[Collected data entries]
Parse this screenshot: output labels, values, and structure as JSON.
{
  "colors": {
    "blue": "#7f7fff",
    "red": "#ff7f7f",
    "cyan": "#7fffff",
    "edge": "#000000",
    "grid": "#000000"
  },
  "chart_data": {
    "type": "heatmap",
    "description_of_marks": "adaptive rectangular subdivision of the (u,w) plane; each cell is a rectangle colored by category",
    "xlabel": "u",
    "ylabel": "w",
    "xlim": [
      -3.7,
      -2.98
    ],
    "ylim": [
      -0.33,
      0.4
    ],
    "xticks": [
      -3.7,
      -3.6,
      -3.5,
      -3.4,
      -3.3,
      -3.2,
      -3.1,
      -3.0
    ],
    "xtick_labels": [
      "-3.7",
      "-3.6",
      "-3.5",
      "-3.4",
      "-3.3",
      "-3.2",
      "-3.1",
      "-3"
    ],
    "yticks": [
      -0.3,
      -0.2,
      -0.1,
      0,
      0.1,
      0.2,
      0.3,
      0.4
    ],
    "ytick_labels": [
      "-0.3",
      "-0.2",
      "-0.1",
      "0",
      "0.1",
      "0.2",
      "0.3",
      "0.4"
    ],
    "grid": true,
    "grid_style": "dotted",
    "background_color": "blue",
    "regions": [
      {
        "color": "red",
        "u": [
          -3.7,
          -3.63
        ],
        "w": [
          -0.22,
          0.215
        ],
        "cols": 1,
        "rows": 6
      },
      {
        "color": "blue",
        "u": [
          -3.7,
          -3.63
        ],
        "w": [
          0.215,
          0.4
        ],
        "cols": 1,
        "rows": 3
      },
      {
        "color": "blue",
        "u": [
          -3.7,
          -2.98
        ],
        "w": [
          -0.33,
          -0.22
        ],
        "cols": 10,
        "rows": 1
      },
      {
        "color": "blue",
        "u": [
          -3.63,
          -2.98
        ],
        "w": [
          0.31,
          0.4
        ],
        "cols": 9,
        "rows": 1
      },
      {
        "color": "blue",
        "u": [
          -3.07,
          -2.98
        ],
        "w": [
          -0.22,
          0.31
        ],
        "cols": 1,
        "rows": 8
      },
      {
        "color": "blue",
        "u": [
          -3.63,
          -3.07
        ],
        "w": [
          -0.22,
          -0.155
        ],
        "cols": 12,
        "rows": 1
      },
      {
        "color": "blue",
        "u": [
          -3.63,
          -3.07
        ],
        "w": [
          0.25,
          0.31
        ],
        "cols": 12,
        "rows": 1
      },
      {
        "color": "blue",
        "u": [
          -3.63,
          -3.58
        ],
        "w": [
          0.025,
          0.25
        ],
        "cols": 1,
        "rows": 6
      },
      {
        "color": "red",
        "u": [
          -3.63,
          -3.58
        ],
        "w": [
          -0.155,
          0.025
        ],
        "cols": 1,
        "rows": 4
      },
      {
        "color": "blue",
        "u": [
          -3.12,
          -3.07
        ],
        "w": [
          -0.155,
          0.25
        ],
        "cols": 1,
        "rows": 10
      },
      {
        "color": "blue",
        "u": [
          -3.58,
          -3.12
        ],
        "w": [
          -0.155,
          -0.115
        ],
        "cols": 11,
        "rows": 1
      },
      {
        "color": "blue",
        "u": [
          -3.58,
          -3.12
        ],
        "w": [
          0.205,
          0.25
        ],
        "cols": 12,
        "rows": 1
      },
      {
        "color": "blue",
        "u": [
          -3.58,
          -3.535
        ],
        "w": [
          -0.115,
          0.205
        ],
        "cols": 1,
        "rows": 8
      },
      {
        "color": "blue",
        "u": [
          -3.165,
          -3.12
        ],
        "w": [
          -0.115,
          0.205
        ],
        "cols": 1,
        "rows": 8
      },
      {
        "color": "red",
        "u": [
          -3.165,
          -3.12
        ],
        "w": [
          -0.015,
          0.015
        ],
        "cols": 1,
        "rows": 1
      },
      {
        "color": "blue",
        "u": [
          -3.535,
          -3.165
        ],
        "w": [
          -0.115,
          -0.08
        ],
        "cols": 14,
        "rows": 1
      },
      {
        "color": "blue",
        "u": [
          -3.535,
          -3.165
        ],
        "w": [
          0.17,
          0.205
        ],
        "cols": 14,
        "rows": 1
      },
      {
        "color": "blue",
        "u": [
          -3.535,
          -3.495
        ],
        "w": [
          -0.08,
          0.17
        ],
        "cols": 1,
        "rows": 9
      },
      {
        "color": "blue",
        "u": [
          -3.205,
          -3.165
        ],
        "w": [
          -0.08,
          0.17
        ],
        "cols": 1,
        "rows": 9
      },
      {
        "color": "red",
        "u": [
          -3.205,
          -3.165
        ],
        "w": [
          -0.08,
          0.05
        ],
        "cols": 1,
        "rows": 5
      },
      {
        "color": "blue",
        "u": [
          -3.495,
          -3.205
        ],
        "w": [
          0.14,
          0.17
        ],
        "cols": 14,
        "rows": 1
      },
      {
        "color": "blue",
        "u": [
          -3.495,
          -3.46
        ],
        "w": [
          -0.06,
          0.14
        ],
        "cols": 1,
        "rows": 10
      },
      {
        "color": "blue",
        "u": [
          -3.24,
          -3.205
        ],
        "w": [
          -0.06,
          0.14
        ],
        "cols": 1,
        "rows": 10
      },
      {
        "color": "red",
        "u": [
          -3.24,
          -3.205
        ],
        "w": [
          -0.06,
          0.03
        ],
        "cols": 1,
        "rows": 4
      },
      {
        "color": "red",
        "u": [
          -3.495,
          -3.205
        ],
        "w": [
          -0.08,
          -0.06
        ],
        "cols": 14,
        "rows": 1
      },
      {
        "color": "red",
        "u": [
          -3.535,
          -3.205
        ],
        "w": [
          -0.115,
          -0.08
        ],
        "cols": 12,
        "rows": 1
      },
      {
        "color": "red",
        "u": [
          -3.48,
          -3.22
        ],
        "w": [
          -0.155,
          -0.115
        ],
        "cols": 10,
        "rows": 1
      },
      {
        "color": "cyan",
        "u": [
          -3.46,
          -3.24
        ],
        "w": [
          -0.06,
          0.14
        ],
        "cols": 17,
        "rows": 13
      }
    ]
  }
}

[REQUIRED TASK]: Type the whole listing again, unaltered.

[RESULT OF THE EXERCISE]:
Parse this screenshot: output labels, values, and structure as JSON.
{
  "colors": {
    "blue": "#7f7fff",
    "red": "#ff7f7f",
    "cyan": "#7fffff",
    "edge": "#000000",
    "grid": "#000000"
  },
  "chart_data": {
    "type": "heatmap",
    "description_of_marks": "adaptive rectangular subdivision of the (u,w) plane; each cell is a rectangle colored by category",
    "xlabel": "u",
    "ylabel": "w",
    "xlim": [
      -3.7,
      -2.98
    ],
    "ylim": [
      -0.33,
      0.4
    ],
    "xticks": [
      -3.7,
      -3.6,
      -3.5,
      -3.4,
      -3.3,
      -3.2,
      -3.1,
      -3.0
    ],
    "xtick_labels": [
      "-3.7",
      "-3.6",
      "-3.5",
      "-3.4",
      "-3.3",
      "-3.2",
      "-3.1",
      "-3"
    ],
    "yticks": [
      -0.3,
      -0.2,
      -0.1,
      0,
      0.1,
      0.2,
      0.3,
      0.4
    ],
    "ytick_labels": [
      "-0.3",
      "-0.2",
      "-0.1",
      "0",
      "0.1",
      "0.2",
      "0.3",
      "0.4"
    ],
    "grid": true,
    "grid_style": "dotted",
    "background_color": "blue",
    "regions": [
      {
        "color": "red",
        "u": [
          -3.7,
          -3.63
        ],
        "w": [
          -0.22,
          0.215
        ],
        "cols": 1,
        "rows": 6
      },
      {
        "color": "blue",
        "u": [
          -3.7,
          -3.63
        ],
        "w": [
          0.215,
          0.4
        ],
        "cols": 1,
        "rows": 3
      },
      {
        "color": "blue",
        "u": [
          -3.7,
          -2.98
        ],
        "w": [
          -0.33,
          -0.22
        ],
        "cols": 10,
        "rows": 1
      },
      {
        "color": "blue",
        "u": [
          -3.63,
          -2.98
        ],
        "w": [
          0.31,
          0.4
        ],
        "cols": 9,
        "rows": 1
      },
      {
        "color": "blue",
        "u": [
          -3.07,
          -2.98
        ],
        "w": [
          -0.22,
          0.31
        ],
        "cols": 1,
        "rows": 8
      },
      {
        "color": "blue",
        "u": [
          -3.63,
          -3.07
        ],
        "w": [
          -0.22,
          -0.155
        ],
        "cols": 12,
        "rows": 1
      },
      {
        "color": "blue",
        "u": [
          -3.63,
          -3.07
        ],
        "w": [
          0.25,
          0.31
        ],
        "cols": 12,
        "rows": 1
      },
      {
        "color": "blue",
        "u": [
          -3.63,
          -3.58
        ],
        "w": [
          0.025,
          0.25
        ],
        "cols": 1,
        "rows": 6
      },
      {
        "color": "red",
        "u": [
          -3.63,
          -3.58
        ],
        "w": [
          -0.155,
          0.025
        ],
        "cols": 1,
        "rows": 4
      },
      {
        "color": "blue",
        "u": [
          -3.12,
          -3.07
        ],
        "w": [
          -0.155,
          0.25
        ],
        "cols": 1,
        "rows": 10
      },
      {
        "color": "blue",
        "u": [
          -3.58,
          -3.12
        ],
        "w": [
          -0.155,
          -0.115
        ],
        "cols": 11,
        "rows": 1
      },
      {
        "color": "blue",
        "u": [
          -3.58,
          -3.12
        ],
        "w": [
          0.205,
          0.25
        ],
        "cols": 12,
        "rows": 1
      },
      {
        "color": "blue",
        "u": [
          -3.58,
          -3.535
        ],
        "w": [
          -0.115,
          0.205
        ],
        "cols": 1,
        "rows": 8
      },
      {
        "color": "blue",
        "u": [
          -3.165,
          -3.12
        ],
        "w": [
          -0.115,
          0.205
        ],
        "cols": 1,
        "rows": 8
      },
      {
        "color": "red",
        "u": [
          -3.165,
          -3.12
        ],
        "w": [
          -0.015,
          0.015
        ],
        "cols": 1,
        "rows": 1
      },
      {
        "color": "blue",
        "u": [
          -3.535,
          -3.165
        ],
        "w": [
          -0.115,
          -0.08
        ],
        "cols": 14,
        "rows": 1
      },
      {
        "color": "blue",
        "u": [
          -3.535,
          -3.165
        ],
        "w": [
          0.17,
          0.205
        ],
        "cols": 14,
        "rows": 1
      },
      {
        "color": "blue",
        "u": [
          -3.535,
          -3.495
        ],
        "w": [
          -0.08,
          0.17
        ],
        "cols": 1,
        "rows": 9
      },
      {
        "color": "blue",
        "u": [
          -3.205,
          -3.165
        ],
        "w": [
          -0.08,
          0.17
        ],
        "cols": 1,
        "rows": 9
      },
      {
        "color": "red",
        "u": [
          -3.205,
          -3.165
        ],
        "w": [
          -0.08,
          0.05
        ],
        "cols": 1,
        "rows": 5
      },
      {
        "color": "blue",
        "u": [
          -3.495,
          -3.205
        ],
        "w": [
          0.14,
          0.17
        ],
        "cols": 14,
        "rows": 1
      },
      {
        "color": "blue",
        "u": [
          -3.495,
          -3.46
        ],
        "w": [
          -0.06,
          0.14
        ],
        "cols": 1,
        "rows": 10
      },
      {
        "color": "blue",
        "u": [
          -3.24,
          -3.205
        ],
        "w": [
          -0.06,
          0.14
        ],
        "cols": 1,
        "rows": 10
      },
      {
        "color": "red",
        "u": [
          -3.24,
          -3.205
        ],
        "w": [
          -0.06,
          0.03
        ],
        "cols": 1,
        "rows": 4
      },
      {
        "color": "red",
        "u": [
          -3.495,
          -3.205
        ],
        "w": [
          -0.08,
          -0.06
        ],
        "cols": 14,
        "rows": 1
      },
      {
        "color": "red",
        "u": [
          -3.535,
          -3.205
        ],
        "w": [
          -0.115,
          -0.08
        ],
        "cols": 12,
        "rows": 1
      },
      {
        "color": "red",
        "u": [
          -3.48,
          -3.22
        ],
        "w": [
          -0.155,
          -0.115
        ],
        "cols": 10,
        "rows": 1
      },
      {
        "color": "cyan",
        "u": [
          -3.46,
          -3.24
        ],
        "w": [
          -0.06,
          0.14
        ],
        "cols": 17,
        "rows": 13
      }
    ]
  }
}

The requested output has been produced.